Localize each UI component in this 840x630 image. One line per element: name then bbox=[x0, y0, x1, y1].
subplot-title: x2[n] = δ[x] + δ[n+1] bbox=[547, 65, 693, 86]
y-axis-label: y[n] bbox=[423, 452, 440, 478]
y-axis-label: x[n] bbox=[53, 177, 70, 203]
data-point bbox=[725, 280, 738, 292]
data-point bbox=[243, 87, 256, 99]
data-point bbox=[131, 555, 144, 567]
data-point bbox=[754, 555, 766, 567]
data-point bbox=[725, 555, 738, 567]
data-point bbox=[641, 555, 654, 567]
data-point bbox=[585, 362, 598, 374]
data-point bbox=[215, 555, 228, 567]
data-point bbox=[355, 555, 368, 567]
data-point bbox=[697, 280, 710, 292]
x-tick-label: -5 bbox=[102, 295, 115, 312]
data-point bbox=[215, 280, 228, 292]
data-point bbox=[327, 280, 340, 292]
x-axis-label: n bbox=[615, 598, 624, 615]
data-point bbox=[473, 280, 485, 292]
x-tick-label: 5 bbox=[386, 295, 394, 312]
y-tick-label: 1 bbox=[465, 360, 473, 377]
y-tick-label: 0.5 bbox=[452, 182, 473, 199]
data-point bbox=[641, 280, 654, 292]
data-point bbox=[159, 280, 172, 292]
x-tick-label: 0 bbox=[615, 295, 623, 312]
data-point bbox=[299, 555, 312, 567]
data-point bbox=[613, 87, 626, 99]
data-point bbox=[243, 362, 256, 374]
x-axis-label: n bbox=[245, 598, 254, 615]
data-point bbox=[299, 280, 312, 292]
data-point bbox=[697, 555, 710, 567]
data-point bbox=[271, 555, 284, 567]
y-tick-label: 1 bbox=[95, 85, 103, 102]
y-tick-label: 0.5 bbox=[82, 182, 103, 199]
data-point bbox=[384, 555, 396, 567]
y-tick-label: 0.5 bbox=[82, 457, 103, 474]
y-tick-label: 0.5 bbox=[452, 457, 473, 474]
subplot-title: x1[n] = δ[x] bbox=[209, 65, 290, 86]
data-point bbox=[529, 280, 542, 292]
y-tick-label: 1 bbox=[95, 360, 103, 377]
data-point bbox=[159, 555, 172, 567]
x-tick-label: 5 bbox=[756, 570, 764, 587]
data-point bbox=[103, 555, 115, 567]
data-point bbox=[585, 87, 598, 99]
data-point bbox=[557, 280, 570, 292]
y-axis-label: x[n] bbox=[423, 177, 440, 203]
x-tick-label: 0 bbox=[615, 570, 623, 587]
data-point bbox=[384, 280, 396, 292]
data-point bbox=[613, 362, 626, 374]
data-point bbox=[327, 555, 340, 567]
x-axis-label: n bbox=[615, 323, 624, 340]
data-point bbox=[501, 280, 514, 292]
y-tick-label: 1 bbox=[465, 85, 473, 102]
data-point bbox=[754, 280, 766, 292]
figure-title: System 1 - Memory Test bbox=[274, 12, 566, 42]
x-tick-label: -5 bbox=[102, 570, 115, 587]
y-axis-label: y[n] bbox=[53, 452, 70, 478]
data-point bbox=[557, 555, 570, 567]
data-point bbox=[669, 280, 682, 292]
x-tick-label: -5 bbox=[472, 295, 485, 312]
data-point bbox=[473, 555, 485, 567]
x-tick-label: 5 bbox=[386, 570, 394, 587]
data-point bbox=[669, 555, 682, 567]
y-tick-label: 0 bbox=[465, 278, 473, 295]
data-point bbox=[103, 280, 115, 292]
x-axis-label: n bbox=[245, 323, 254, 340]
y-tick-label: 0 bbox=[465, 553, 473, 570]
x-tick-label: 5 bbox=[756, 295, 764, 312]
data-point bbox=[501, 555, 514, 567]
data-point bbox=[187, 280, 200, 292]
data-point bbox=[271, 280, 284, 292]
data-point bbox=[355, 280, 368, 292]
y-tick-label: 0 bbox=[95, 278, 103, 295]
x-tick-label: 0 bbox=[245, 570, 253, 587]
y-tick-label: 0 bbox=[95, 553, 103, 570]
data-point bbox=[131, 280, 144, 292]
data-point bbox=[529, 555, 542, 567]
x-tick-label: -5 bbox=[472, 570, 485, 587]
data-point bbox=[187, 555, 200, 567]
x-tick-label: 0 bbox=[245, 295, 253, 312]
══════
What needs to be done – Copy every one of the lines above word for word, from the first to the last.

Response to this exercise –
Localize each UI component in this 840x630 image. One line per element: name then bbox=[x0, y0, x1, y1].
subplot-title: x2[n] = δ[x] + δ[n+1] bbox=[547, 65, 693, 86]
y-axis-label: y[n] bbox=[423, 452, 440, 478]
y-axis-label: x[n] bbox=[53, 177, 70, 203]
data-point bbox=[725, 280, 738, 292]
data-point bbox=[243, 87, 256, 99]
data-point bbox=[131, 555, 144, 567]
data-point bbox=[754, 555, 766, 567]
data-point bbox=[725, 555, 738, 567]
data-point bbox=[641, 555, 654, 567]
data-point bbox=[585, 362, 598, 374]
data-point bbox=[215, 555, 228, 567]
data-point bbox=[355, 555, 368, 567]
data-point bbox=[697, 280, 710, 292]
x-tick-label: -5 bbox=[102, 295, 115, 312]
data-point bbox=[215, 280, 228, 292]
data-point bbox=[327, 280, 340, 292]
x-axis-label: n bbox=[615, 598, 624, 615]
data-point bbox=[473, 280, 485, 292]
x-tick-label: 5 bbox=[386, 295, 394, 312]
y-tick-label: 1 bbox=[465, 360, 473, 377]
y-tick-label: 0.5 bbox=[452, 182, 473, 199]
data-point bbox=[641, 280, 654, 292]
data-point bbox=[159, 280, 172, 292]
x-tick-label: 0 bbox=[615, 295, 623, 312]
data-point bbox=[299, 555, 312, 567]
data-point bbox=[613, 87, 626, 99]
data-point bbox=[243, 362, 256, 374]
x-axis-label: n bbox=[245, 598, 254, 615]
data-point bbox=[299, 280, 312, 292]
data-point bbox=[697, 555, 710, 567]
data-point bbox=[271, 555, 284, 567]
y-tick-label: 1 bbox=[95, 85, 103, 102]
y-tick-label: 0.5 bbox=[82, 182, 103, 199]
data-point bbox=[384, 555, 396, 567]
y-tick-label: 0.5 bbox=[82, 457, 103, 474]
y-tick-label: 0.5 bbox=[452, 457, 473, 474]
subplot-title: x1[n] = δ[x] bbox=[209, 65, 290, 86]
data-point bbox=[529, 280, 542, 292]
y-tick-label: 1 bbox=[95, 360, 103, 377]
data-point bbox=[159, 555, 172, 567]
x-tick-label: 5 bbox=[756, 570, 764, 587]
data-point bbox=[103, 555, 115, 567]
data-point bbox=[585, 87, 598, 99]
data-point bbox=[557, 280, 570, 292]
y-axis-label: x[n] bbox=[423, 177, 440, 203]
x-tick-label: 0 bbox=[615, 570, 623, 587]
data-point bbox=[384, 280, 396, 292]
data-point bbox=[613, 362, 626, 374]
data-point bbox=[327, 555, 340, 567]
x-axis-label: n bbox=[615, 323, 624, 340]
data-point bbox=[501, 280, 514, 292]
y-tick-label: 1 bbox=[465, 85, 473, 102]
data-point bbox=[754, 280, 766, 292]
figure-title: System 1 - Memory Test bbox=[274, 12, 566, 42]
x-tick-label: -5 bbox=[102, 570, 115, 587]
y-axis-label: y[n] bbox=[53, 452, 70, 478]
data-point bbox=[557, 555, 570, 567]
data-point bbox=[669, 280, 682, 292]
x-tick-label: -5 bbox=[472, 295, 485, 312]
data-point bbox=[473, 555, 485, 567]
x-tick-label: 5 bbox=[386, 570, 394, 587]
data-point bbox=[669, 555, 682, 567]
y-tick-label: 0 bbox=[465, 278, 473, 295]
data-point bbox=[103, 280, 115, 292]
x-axis-label: n bbox=[245, 323, 254, 340]
y-tick-label: 0 bbox=[465, 553, 473, 570]
x-tick-label: 5 bbox=[756, 295, 764, 312]
data-point bbox=[501, 555, 514, 567]
data-point bbox=[187, 280, 200, 292]
data-point bbox=[271, 280, 284, 292]
data-point bbox=[355, 280, 368, 292]
y-tick-label: 0 bbox=[95, 278, 103, 295]
x-tick-label: 0 bbox=[245, 570, 253, 587]
y-tick-label: 0 bbox=[95, 553, 103, 570]
data-point bbox=[131, 280, 144, 292]
data-point bbox=[529, 555, 542, 567]
x-tick-label: -5 bbox=[472, 570, 485, 587]
data-point bbox=[187, 555, 200, 567]
x-tick-label: 0 bbox=[245, 295, 253, 312]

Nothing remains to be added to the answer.